═════ RAW RECORDS ═════

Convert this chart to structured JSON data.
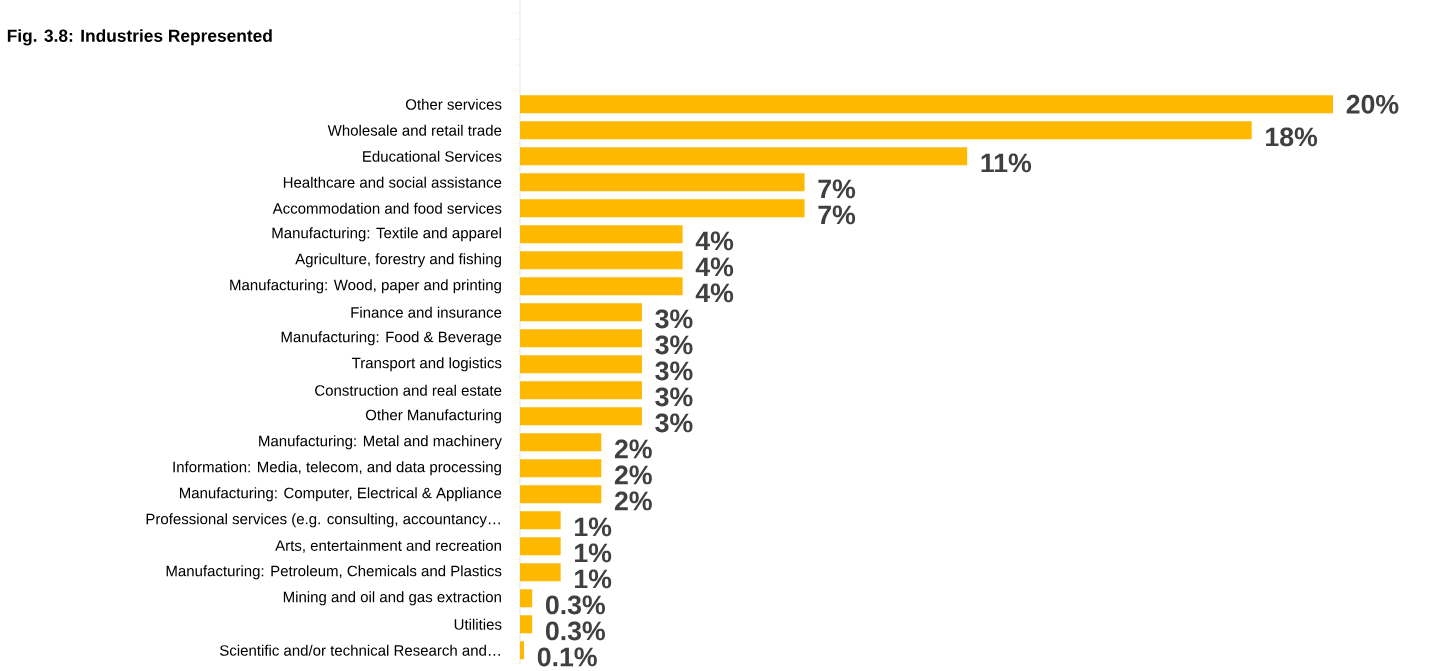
{
  "chart_data": {
    "type": "bar",
    "orientation": "horizontal",
    "title": "Fig. 3.8: Industries Represented",
    "categories": [
      "Other services",
      "Wholesale and retail trade",
      "Educational Services",
      "Healthcare and social assistance",
      "Accommodation and food services",
      "Manufacturing: Textile and apparel",
      "Agriculture, forestry and fishing",
      "Manufacturing: Wood, paper and printing",
      "Finance and insurance",
      "Manufacturing: Food & Beverage",
      "Transport and logistics",
      "Construction and real estate",
      "Other Manufacturing",
      "Manufacturing: Metal and machinery",
      "Information: Media, telecom, and data processing",
      "Manufacturing: Computer, Electrical & Appliance",
      "Professional services (e.g. consulting, accountancy…",
      "Arts, entertainment and recreation",
      "Manufacturing: Petroleum, Chemicals and Plastics",
      "Mining and oil and gas extraction",
      "Utilities",
      "Scientific and/or technical Research and…"
    ],
    "values": [
      20,
      18,
      11,
      7,
      7,
      4,
      4,
      4,
      3,
      3,
      3,
      3,
      3,
      2,
      2,
      2,
      1,
      1,
      1,
      0.3,
      0.3,
      0.1
    ],
    "value_labels": [
      "20%",
      "18%",
      "11%",
      "7%",
      "7%",
      "4%",
      "4%",
      "4%",
      "3%",
      "3%",
      "3%",
      "3%",
      "3%",
      "2%",
      "2%",
      "2%",
      "1%",
      "1%",
      "1%",
      "0.3%",
      "0.3%",
      "0.1%"
    ],
    "color": "#ffb800"
  }
}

═════

**WHAT IS NEEDED**
Among the records above, find each line holding the string "Other" and pull it out.

**THE REPLY**
      "Other services",
      "Other Manufacturing",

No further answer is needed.